**EXERCISE INSTRUCTIONS**
Wherever the string "data" appears, copy the whole line.

--------

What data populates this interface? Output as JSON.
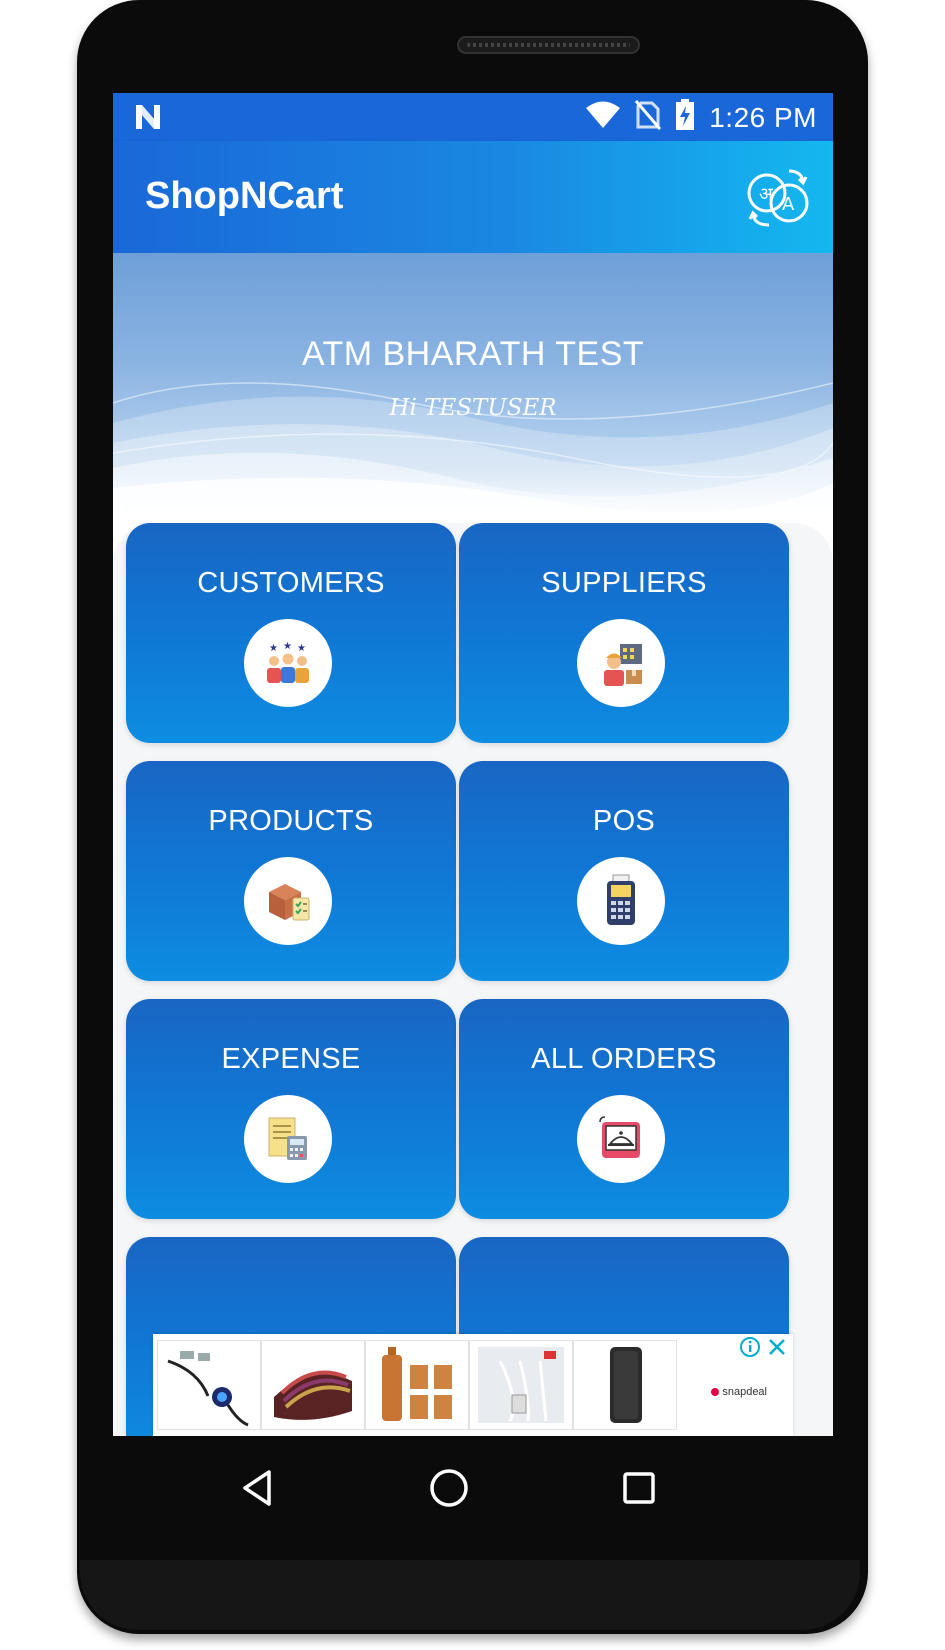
{
  "status_bar": {
    "time": "1:26 PM",
    "icons": [
      "n-notification-icon",
      "wifi-icon",
      "no-sim-icon",
      "battery-charging-icon"
    ]
  },
  "app_bar": {
    "title": "ShopNCart",
    "action_icon": "translate-icon"
  },
  "header": {
    "company_name": "ATM BHARATH TEST",
    "greeting": "Hi TESTUSER"
  },
  "tiles": [
    {
      "label": "CUSTOMERS",
      "icon": "customers-icon"
    },
    {
      "label": "SUPPLIERS",
      "icon": "supplier-icon"
    },
    {
      "label": "PRODUCTS",
      "icon": "box-checklist-icon"
    },
    {
      "label": "POS",
      "icon": "pos-terminal-icon"
    },
    {
      "label": "EXPENSE",
      "icon": "expense-calculator-icon"
    },
    {
      "label": "ALL ORDERS",
      "icon": "orders-cloche-icon"
    }
  ],
  "ad": {
    "brand": "snapdeal",
    "products": [
      "magnetic-cable",
      "card-wallet",
      "copper-bottle-set",
      "usb-cables",
      "power-bank"
    ]
  },
  "nav_bar": {
    "buttons": [
      "back-icon",
      "home-icon",
      "recents-icon"
    ]
  },
  "colors": {
    "status_bar": "#1a67d9",
    "app_bar_start": "#1a68d8",
    "app_bar_end": "#13b8ef",
    "tile_top": "#1966c3",
    "tile_bottom": "#0e8de2"
  }
}
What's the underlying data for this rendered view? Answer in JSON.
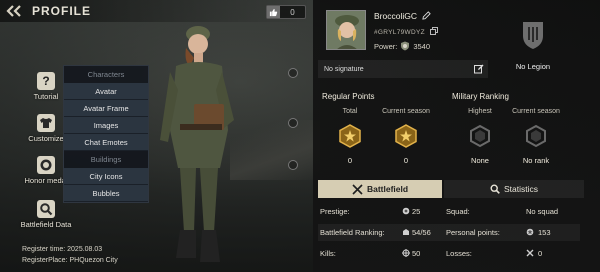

--------

**THE REPLY**
What data populates this interface? Output as JSON.
What's the underlying data for this rendered view? Answer in JSON.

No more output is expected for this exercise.